▸ **Record excerpts**
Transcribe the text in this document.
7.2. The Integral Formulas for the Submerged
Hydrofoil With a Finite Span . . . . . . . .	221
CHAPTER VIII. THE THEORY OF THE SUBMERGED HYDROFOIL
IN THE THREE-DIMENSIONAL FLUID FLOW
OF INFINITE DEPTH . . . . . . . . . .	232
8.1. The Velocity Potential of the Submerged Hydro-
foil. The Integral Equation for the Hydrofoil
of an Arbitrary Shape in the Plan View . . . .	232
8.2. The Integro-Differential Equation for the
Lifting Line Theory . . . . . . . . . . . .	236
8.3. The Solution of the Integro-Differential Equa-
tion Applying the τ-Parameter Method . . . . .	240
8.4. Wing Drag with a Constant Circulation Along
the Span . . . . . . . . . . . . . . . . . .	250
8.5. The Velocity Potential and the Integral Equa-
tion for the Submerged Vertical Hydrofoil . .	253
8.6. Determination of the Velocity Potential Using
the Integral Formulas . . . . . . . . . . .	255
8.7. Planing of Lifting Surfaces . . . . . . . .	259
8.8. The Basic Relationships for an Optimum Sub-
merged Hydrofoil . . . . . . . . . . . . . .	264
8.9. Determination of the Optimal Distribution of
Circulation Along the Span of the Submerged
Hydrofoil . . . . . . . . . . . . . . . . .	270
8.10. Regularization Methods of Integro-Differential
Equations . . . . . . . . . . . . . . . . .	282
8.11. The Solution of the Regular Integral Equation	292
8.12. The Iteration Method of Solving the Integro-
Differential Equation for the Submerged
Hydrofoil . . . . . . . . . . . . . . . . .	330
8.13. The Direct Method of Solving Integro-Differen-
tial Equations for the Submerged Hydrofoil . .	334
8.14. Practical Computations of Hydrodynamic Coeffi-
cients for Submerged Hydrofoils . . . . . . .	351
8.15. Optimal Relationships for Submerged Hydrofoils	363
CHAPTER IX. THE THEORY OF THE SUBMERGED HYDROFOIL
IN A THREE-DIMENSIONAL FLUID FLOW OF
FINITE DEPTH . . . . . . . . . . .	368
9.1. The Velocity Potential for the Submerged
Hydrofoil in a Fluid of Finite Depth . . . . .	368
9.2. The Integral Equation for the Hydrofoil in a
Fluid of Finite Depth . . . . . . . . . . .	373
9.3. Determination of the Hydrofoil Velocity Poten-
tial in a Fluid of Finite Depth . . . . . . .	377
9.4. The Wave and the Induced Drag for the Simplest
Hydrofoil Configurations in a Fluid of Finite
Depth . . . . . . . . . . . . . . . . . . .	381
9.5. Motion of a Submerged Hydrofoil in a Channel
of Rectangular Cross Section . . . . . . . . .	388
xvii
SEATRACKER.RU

▸ **Work to complete**
Identify the lines that hold the word "FLOW". Copy every one of them.

▸ **Written solution**
IN THE THREE-DIMENSIONAL FLUID FLOW
IN A THREE-DIMENSIONAL FLUID FLOW OF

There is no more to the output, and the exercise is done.